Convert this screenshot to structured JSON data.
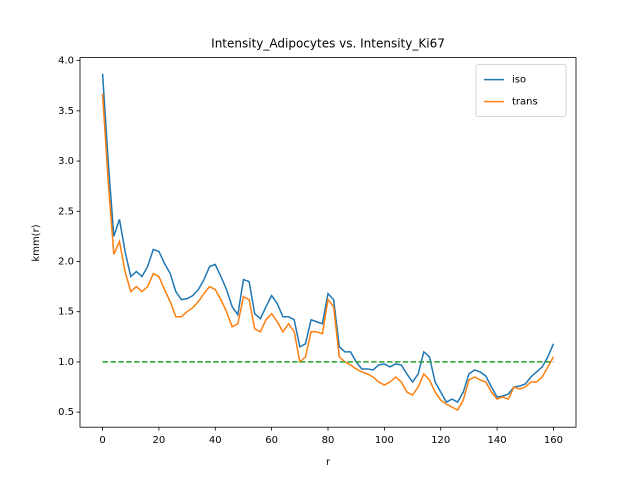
{
  "chart_data": {
    "type": "line",
    "title": "Intensity_Adipocytes vs. Intensity_Ki67",
    "x_label": "r",
    "y_label": "kmm(r)",
    "x": [
      0,
      2,
      4,
      6,
      8,
      10,
      12,
      14,
      16,
      18,
      20,
      22,
      24,
      26,
      28,
      30,
      32,
      34,
      36,
      38,
      40,
      42,
      44,
      46,
      48,
      50,
      52,
      54,
      56,
      58,
      60,
      62,
      64,
      66,
      68,
      70,
      72,
      74,
      76,
      78,
      80,
      82,
      84,
      86,
      88,
      90,
      92,
      94,
      96,
      98,
      100,
      102,
      104,
      106,
      108,
      110,
      112,
      114,
      116,
      118,
      120,
      122,
      124,
      126,
      128,
      130,
      132,
      134,
      136,
      138,
      140,
      142,
      144,
      146,
      148,
      150,
      152,
      154,
      156,
      158,
      160
    ],
    "series": [
      {
        "name": "iso",
        "color": "#1f77b4",
        "values": [
          3.87,
          3.0,
          2.25,
          2.42,
          2.1,
          1.85,
          1.9,
          1.85,
          1.95,
          2.12,
          2.1,
          1.98,
          1.88,
          1.7,
          1.62,
          1.63,
          1.66,
          1.72,
          1.82,
          1.95,
          1.97,
          1.85,
          1.72,
          1.55,
          1.47,
          1.82,
          1.8,
          1.48,
          1.43,
          1.55,
          1.66,
          1.58,
          1.45,
          1.45,
          1.42,
          1.15,
          1.18,
          1.42,
          1.4,
          1.38,
          1.68,
          1.62,
          1.15,
          1.1,
          1.1,
          1.0,
          0.93,
          0.93,
          0.92,
          0.97,
          0.98,
          0.95,
          0.98,
          0.97,
          0.88,
          0.8,
          0.88,
          1.1,
          1.05,
          0.8,
          0.7,
          0.6,
          0.63,
          0.6,
          0.7,
          0.88,
          0.92,
          0.9,
          0.86,
          0.75,
          0.65,
          0.66,
          0.68,
          0.75,
          0.76,
          0.78,
          0.85,
          0.9,
          0.95,
          1.05,
          1.18
        ]
      },
      {
        "name": "trans",
        "color": "#ff7f0e",
        "values": [
          3.67,
          2.8,
          2.07,
          2.2,
          1.9,
          1.7,
          1.75,
          1.7,
          1.75,
          1.88,
          1.85,
          1.72,
          1.6,
          1.45,
          1.45,
          1.5,
          1.54,
          1.6,
          1.68,
          1.75,
          1.72,
          1.62,
          1.5,
          1.35,
          1.38,
          1.65,
          1.62,
          1.33,
          1.3,
          1.42,
          1.48,
          1.4,
          1.3,
          1.38,
          1.3,
          1.0,
          1.05,
          1.3,
          1.3,
          1.28,
          1.62,
          1.55,
          1.05,
          1.0,
          0.97,
          0.93,
          0.9,
          0.88,
          0.85,
          0.8,
          0.77,
          0.8,
          0.85,
          0.8,
          0.7,
          0.67,
          0.75,
          0.88,
          0.82,
          0.7,
          0.62,
          0.58,
          0.55,
          0.52,
          0.62,
          0.82,
          0.85,
          0.82,
          0.8,
          0.7,
          0.63,
          0.65,
          0.63,
          0.75,
          0.73,
          0.75,
          0.8,
          0.8,
          0.85,
          0.95,
          1.05
        ]
      }
    ],
    "reference_line": {
      "x": [
        0,
        160
      ],
      "values": [
        1,
        1
      ],
      "color": "#2ca02c",
      "dashed": true
    },
    "xlim": [
      -8,
      168
    ],
    "ylim": [
      0.35,
      4.03
    ],
    "xticks": [
      0,
      20,
      40,
      60,
      80,
      100,
      120,
      140,
      160
    ],
    "yticks": [
      0.5,
      {
        "value": 1,
        "label": "1.0"
      },
      1.5,
      {
        "value": 2,
        "label": "2.0"
      },
      2.5,
      {
        "value": 3,
        "label": "3.0"
      },
      3.5,
      {
        "value": 4,
        "label": "4.0"
      }
    ],
    "legend": "upper right"
  }
}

**********

_Work to complete_:
All of the entries above should be duplicated exactly, except for the pictures.

_Complete answer_:
Convert this screenshot to structured JSON data.
{
  "chart_data": {
    "type": "line",
    "title": "Intensity_Adipocytes vs. Intensity_Ki67",
    "x_label": "r",
    "y_label": "kmm(r)",
    "x": [
      0,
      2,
      4,
      6,
      8,
      10,
      12,
      14,
      16,
      18,
      20,
      22,
      24,
      26,
      28,
      30,
      32,
      34,
      36,
      38,
      40,
      42,
      44,
      46,
      48,
      50,
      52,
      54,
      56,
      58,
      60,
      62,
      64,
      66,
      68,
      70,
      72,
      74,
      76,
      78,
      80,
      82,
      84,
      86,
      88,
      90,
      92,
      94,
      96,
      98,
      100,
      102,
      104,
      106,
      108,
      110,
      112,
      114,
      116,
      118,
      120,
      122,
      124,
      126,
      128,
      130,
      132,
      134,
      136,
      138,
      140,
      142,
      144,
      146,
      148,
      150,
      152,
      154,
      156,
      158,
      160
    ],
    "series": [
      {
        "name": "iso",
        "color": "#1f77b4",
        "values": [
          3.87,
          3.0,
          2.25,
          2.42,
          2.1,
          1.85,
          1.9,
          1.85,
          1.95,
          2.12,
          2.1,
          1.98,
          1.88,
          1.7,
          1.62,
          1.63,
          1.66,
          1.72,
          1.82,
          1.95,
          1.97,
          1.85,
          1.72,
          1.55,
          1.47,
          1.82,
          1.8,
          1.48,
          1.43,
          1.55,
          1.66,
          1.58,
          1.45,
          1.45,
          1.42,
          1.15,
          1.18,
          1.42,
          1.4,
          1.38,
          1.68,
          1.62,
          1.15,
          1.1,
          1.1,
          1.0,
          0.93,
          0.93,
          0.92,
          0.97,
          0.98,
          0.95,
          0.98,
          0.97,
          0.88,
          0.8,
          0.88,
          1.1,
          1.05,
          0.8,
          0.7,
          0.6,
          0.63,
          0.6,
          0.7,
          0.88,
          0.92,
          0.9,
          0.86,
          0.75,
          0.65,
          0.66,
          0.68,
          0.75,
          0.76,
          0.78,
          0.85,
          0.9,
          0.95,
          1.05,
          1.18
        ]
      },
      {
        "name": "trans",
        "color": "#ff7f0e",
        "values": [
          3.67,
          2.8,
          2.07,
          2.2,
          1.9,
          1.7,
          1.75,
          1.7,
          1.75,
          1.88,
          1.85,
          1.72,
          1.6,
          1.45,
          1.45,
          1.5,
          1.54,
          1.6,
          1.68,
          1.75,
          1.72,
          1.62,
          1.5,
          1.35,
          1.38,
          1.65,
          1.62,
          1.33,
          1.3,
          1.42,
          1.48,
          1.4,
          1.3,
          1.38,
          1.3,
          1.0,
          1.05,
          1.3,
          1.3,
          1.28,
          1.62,
          1.55,
          1.05,
          1.0,
          0.97,
          0.93,
          0.9,
          0.88,
          0.85,
          0.8,
          0.77,
          0.8,
          0.85,
          0.8,
          0.7,
          0.67,
          0.75,
          0.88,
          0.82,
          0.7,
          0.62,
          0.58,
          0.55,
          0.52,
          0.62,
          0.82,
          0.85,
          0.82,
          0.8,
          0.7,
          0.63,
          0.65,
          0.63,
          0.75,
          0.73,
          0.75,
          0.8,
          0.8,
          0.85,
          0.95,
          1.05
        ]
      }
    ],
    "reference_line": {
      "x": [
        0,
        160
      ],
      "values": [
        1,
        1
      ],
      "color": "#2ca02c",
      "dashed": true
    },
    "xlim": [
      -8,
      168
    ],
    "ylim": [
      0.35,
      4.03
    ],
    "xticks": [
      0,
      20,
      40,
      60,
      80,
      100,
      120,
      140,
      160
    ],
    "yticks": [
      0.5,
      {
        "value": 1,
        "label": "1.0"
      },
      1.5,
      {
        "value": 2,
        "label": "2.0"
      },
      2.5,
      {
        "value": 3,
        "label": "3.0"
      },
      3.5,
      {
        "value": 4,
        "label": "4.0"
      }
    ],
    "legend": "upper right"
  }
}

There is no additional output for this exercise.